▶ [Work required]: Only the number is wanted: how many lines hold the word "construction"?

* begin Task input *

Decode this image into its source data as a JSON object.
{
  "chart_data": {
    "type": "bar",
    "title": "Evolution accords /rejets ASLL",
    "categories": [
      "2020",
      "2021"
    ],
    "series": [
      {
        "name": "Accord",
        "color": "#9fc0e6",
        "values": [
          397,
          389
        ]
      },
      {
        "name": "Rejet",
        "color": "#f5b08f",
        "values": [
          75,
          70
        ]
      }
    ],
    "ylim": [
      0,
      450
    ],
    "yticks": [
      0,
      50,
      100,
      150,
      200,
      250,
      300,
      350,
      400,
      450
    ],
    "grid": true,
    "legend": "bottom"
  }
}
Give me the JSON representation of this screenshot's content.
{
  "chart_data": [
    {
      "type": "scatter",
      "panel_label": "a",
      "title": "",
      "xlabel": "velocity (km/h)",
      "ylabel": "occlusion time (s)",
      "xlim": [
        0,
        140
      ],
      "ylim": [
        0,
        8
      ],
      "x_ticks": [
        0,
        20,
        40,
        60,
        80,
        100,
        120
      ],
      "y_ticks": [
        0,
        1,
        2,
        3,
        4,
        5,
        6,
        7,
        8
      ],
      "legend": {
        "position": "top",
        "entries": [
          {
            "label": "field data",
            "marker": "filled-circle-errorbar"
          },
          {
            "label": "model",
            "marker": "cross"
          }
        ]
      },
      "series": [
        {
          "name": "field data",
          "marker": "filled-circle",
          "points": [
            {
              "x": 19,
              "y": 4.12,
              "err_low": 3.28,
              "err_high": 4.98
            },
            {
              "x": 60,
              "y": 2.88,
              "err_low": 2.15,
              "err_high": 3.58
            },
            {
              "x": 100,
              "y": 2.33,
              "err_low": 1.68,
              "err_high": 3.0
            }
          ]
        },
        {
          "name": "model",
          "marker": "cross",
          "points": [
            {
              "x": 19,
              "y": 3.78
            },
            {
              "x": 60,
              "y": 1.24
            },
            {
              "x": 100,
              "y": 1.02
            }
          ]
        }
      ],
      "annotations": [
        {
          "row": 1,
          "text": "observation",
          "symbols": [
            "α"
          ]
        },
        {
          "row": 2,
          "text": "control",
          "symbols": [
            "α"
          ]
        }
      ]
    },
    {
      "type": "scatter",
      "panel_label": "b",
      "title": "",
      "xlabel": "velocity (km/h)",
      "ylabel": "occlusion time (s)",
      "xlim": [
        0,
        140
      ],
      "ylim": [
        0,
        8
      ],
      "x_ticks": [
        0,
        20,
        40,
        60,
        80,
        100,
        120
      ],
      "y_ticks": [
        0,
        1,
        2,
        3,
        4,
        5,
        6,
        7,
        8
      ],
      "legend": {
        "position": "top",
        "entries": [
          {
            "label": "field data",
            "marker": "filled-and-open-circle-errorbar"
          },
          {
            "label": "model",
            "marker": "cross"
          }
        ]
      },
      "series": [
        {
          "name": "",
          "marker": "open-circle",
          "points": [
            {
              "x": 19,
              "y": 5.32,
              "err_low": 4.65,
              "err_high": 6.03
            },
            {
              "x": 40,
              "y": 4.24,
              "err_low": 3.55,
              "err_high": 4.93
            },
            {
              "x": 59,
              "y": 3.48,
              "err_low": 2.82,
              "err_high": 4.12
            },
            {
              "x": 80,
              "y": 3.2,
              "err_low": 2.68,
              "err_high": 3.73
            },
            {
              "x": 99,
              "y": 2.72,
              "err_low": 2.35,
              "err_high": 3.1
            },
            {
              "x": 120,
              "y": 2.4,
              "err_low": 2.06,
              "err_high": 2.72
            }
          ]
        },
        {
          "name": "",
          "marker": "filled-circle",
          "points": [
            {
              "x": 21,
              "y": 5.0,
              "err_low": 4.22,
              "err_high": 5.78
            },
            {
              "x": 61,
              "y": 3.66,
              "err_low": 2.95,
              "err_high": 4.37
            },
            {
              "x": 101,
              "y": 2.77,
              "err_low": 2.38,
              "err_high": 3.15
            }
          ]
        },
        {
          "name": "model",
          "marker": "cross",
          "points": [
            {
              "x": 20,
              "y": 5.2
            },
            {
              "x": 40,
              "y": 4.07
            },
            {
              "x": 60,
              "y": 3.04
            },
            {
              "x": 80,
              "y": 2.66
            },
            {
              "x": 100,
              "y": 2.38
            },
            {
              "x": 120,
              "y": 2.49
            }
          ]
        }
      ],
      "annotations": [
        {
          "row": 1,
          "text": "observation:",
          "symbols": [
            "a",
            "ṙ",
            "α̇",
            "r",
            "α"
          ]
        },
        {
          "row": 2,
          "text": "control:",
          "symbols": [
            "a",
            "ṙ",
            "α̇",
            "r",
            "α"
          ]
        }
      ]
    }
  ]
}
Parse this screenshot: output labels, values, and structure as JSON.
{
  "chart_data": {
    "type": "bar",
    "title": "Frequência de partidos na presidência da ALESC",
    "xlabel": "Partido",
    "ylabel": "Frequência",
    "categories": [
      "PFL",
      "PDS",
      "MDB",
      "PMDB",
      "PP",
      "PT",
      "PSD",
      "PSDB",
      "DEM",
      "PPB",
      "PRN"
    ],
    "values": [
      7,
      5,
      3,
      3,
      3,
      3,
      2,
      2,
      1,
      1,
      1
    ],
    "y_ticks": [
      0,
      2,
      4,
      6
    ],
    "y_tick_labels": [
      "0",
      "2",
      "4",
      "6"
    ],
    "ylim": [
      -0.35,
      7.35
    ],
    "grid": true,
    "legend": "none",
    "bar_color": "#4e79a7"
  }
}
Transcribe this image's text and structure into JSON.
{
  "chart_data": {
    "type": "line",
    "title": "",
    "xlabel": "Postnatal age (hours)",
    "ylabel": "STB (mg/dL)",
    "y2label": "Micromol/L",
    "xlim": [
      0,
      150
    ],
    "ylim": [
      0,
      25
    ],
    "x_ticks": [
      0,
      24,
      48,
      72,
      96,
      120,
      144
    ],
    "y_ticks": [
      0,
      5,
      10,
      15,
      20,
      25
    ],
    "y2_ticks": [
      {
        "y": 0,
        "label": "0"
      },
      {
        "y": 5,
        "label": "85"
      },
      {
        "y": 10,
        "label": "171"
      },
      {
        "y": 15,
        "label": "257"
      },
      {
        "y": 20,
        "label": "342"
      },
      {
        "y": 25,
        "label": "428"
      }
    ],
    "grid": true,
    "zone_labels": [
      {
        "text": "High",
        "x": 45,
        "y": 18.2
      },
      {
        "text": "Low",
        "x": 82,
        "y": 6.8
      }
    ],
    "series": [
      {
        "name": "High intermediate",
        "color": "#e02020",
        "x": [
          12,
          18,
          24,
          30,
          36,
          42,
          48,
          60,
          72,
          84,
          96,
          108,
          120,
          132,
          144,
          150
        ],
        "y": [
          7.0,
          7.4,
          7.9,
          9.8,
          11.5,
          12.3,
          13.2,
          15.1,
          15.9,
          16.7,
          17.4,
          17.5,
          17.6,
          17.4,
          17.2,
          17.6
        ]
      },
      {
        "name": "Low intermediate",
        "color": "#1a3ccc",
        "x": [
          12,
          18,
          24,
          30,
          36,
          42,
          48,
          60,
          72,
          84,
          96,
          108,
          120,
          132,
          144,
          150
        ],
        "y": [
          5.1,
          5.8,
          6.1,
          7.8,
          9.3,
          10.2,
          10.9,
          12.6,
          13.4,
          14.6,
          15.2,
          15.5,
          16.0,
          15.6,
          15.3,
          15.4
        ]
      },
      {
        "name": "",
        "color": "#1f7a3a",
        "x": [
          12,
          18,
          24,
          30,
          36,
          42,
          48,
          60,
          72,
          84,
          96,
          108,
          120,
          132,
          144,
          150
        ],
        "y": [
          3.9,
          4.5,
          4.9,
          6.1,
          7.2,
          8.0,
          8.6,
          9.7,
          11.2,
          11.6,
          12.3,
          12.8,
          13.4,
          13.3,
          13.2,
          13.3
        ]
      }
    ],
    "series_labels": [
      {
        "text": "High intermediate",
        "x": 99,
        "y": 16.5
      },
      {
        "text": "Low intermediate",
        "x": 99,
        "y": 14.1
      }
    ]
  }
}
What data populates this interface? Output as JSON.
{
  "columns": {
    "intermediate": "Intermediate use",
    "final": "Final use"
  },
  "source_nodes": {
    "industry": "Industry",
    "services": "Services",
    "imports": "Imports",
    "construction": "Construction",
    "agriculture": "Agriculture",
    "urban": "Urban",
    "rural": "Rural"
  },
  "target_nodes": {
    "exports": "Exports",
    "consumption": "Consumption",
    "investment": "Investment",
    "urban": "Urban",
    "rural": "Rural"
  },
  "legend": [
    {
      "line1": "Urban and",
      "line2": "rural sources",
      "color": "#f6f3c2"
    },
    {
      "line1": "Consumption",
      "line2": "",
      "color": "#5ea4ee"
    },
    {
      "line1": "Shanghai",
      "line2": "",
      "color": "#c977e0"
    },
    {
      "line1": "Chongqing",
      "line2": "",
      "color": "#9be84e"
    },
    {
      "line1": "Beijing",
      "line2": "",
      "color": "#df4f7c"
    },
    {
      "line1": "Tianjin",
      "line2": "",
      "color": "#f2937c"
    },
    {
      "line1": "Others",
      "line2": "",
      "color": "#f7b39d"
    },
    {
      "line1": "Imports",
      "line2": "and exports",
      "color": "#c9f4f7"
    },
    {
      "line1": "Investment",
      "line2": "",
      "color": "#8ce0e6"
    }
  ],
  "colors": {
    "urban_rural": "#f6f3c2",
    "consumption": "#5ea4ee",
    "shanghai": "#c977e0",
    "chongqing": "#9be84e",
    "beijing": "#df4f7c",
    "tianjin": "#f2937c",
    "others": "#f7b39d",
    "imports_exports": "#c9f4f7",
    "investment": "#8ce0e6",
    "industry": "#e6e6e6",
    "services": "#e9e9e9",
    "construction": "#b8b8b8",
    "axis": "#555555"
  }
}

* end Task input *

▶ [Task output]: 2